### [Task]
Return the full material exactly.

### [Recorded information]
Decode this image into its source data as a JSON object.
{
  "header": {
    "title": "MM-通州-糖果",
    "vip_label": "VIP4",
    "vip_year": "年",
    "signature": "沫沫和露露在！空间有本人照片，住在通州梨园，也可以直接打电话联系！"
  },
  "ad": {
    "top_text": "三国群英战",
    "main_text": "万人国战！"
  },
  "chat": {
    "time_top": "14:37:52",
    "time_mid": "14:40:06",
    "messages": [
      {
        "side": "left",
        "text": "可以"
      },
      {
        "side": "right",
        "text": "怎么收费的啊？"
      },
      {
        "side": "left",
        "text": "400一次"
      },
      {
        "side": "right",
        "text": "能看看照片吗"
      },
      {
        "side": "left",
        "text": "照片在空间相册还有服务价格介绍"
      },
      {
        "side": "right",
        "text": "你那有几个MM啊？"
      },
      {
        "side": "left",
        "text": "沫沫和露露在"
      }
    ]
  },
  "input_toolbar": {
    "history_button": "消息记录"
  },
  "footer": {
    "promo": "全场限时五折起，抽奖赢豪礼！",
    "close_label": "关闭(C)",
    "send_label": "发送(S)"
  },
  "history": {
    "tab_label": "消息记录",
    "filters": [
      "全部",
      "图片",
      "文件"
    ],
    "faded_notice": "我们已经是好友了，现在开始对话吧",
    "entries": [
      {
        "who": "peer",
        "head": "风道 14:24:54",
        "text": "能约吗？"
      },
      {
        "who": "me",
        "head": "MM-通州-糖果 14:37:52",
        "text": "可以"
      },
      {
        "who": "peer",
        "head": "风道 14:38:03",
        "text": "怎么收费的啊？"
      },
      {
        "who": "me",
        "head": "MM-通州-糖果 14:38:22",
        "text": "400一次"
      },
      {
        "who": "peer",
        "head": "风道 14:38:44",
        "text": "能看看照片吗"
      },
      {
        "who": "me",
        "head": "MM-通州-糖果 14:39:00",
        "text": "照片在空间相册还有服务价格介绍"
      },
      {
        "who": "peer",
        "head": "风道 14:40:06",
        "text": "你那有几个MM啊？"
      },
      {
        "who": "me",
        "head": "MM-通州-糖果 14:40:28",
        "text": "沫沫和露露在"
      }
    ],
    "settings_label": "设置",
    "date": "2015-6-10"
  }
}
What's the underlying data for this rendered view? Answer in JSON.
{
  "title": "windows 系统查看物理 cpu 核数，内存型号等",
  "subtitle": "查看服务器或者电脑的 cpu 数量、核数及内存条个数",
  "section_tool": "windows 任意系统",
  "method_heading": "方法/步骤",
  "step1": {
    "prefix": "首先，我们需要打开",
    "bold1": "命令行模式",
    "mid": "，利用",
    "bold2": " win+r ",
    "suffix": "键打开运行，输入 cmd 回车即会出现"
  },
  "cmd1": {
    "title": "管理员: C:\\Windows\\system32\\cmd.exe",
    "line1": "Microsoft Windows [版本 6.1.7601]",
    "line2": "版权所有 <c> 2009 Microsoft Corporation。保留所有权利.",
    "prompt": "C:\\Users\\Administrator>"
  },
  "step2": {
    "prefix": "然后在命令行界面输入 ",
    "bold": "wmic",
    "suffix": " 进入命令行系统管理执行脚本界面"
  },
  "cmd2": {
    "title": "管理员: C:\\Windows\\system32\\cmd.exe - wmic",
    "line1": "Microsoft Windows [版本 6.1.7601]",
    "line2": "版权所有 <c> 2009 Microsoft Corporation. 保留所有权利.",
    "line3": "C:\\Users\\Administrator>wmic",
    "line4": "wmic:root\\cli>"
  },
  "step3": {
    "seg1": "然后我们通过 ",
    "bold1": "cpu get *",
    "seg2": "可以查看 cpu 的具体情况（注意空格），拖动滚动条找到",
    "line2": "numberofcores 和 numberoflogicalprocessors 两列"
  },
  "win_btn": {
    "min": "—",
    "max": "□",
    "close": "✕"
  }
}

### [Answer to the exercise]
Decode this image into its source data as a JSON object.
{
  "header": {
    "title": "MM-通州-糖果",
    "vip_label": "VIP4",
    "vip_year": "年",
    "signature": "沫沫和露露在！空间有本人照片，住在通州梨园，也可以直接打电话联系！"
  },
  "ad": {
    "top_text": "三国群英战",
    "main_text": "万人国战！"
  },
  "chat": {
    "time_top": "14:37:52",
    "time_mid": "14:40:06",
    "messages": [
      {
        "side": "left",
        "text": "可以"
      },
      {
        "side": "right",
        "text": "怎么收费的啊？"
      },
      {
        "side": "left",
        "text": "400一次"
      },
      {
        "side": "right",
        "text": "能看看照片吗"
      },
      {
        "side": "left",
        "text": "照片在空间相册还有服务价格介绍"
      },
      {
        "side": "right",
        "text": "你那有几个MM啊？"
      },
      {
        "side": "left",
        "text": "沫沫和露露在"
      }
    ]
  },
  "input_toolbar": {
    "history_button": "消息记录"
  },
  "footer": {
    "promo": "全场限时五折起，抽奖赢豪礼！",
    "close_label": "关闭(C)",
    "send_label": "发送(S)"
  },
  "history": {
    "tab_label": "消息记录",
    "filters": [
      "全部",
      "图片",
      "文件"
    ],
    "faded_notice": "我们已经是好友了，现在开始对话吧",
    "entries": [
      {
        "who": "peer",
        "head": "风道 14:24:54",
        "text": "能约吗？"
      },
      {
        "who": "me",
        "head": "MM-通州-糖果 14:37:52",
        "text": "可以"
      },
      {
        "who": "peer",
        "head": "风道 14:38:03",
        "text": "怎么收费的啊？"
      },
      {
        "who": "me",
        "head": "MM-通州-糖果 14:38:22",
        "text": "400一次"
      },
      {
        "who": "peer",
        "head": "风道 14:38:44",
        "text": "能看看照片吗"
      },
      {
        "who": "me",
        "head": "MM-通州-糖果 14:39:00",
        "text": "照片在空间相册还有服务价格介绍"
      },
      {
        "who": "peer",
        "head": "风道 14:40:06",
        "text": "你那有几个MM啊？"
      },
      {
        "who": "me",
        "head": "MM-通州-糖果 14:40:28",
        "text": "沫沫和露露在"
      }
    ],
    "settings_label": "设置",
    "date": "2015-6-10"
  }
}
What's the underlying data for this rendered view? Answer in JSON.
{
  "title": "windows 系统查看物理 cpu 核数，内存型号等",
  "subtitle": "查看服务器或者电脑的 cpu 数量、核数及内存条个数",
  "section_tool": "windows 任意系统",
  "method_heading": "方法/步骤",
  "step1": {
    "prefix": "首先，我们需要打开",
    "bold1": "命令行模式",
    "mid": "，利用",
    "bold2": " win+r ",
    "suffix": "键打开运行，输入 cmd 回车即会出现"
  },
  "cmd1": {
    "title": "管理员: C:\\Windows\\system32\\cmd.exe",
    "line1": "Microsoft Windows [版本 6.1.7601]",
    "line2": "版权所有 <c> 2009 Microsoft Corporation。保留所有权利.",
    "prompt": "C:\\Users\\Administrator>"
  },
  "step2": {
    "prefix": "然后在命令行界面输入 ",
    "bold": "wmic",
    "suffix": " 进入命令行系统管理执行脚本界面"
  },
  "cmd2": {
    "title": "管理员: C:\\Windows\\system32\\cmd.exe - wmic",
    "line1": "Microsoft Windows [版本 6.1.7601]",
    "line2": "版权所有 <c> 2009 Microsoft Corporation. 保留所有权利.",
    "line3": "C:\\Users\\Administrator>wmic",
    "line4": "wmic:root\\cli>"
  },
  "step3": {
    "seg1": "然后我们通过 ",
    "bold1": "cpu get *",
    "seg2": "可以查看 cpu 的具体情况（注意空格），拖动滚动条找到",
    "line2": "numberofcores 和 numberoflogicalprocessors 两列"
  },
  "win_btn": {
    "min": "—",
    "max": "□",
    "close": "✕"
  }
}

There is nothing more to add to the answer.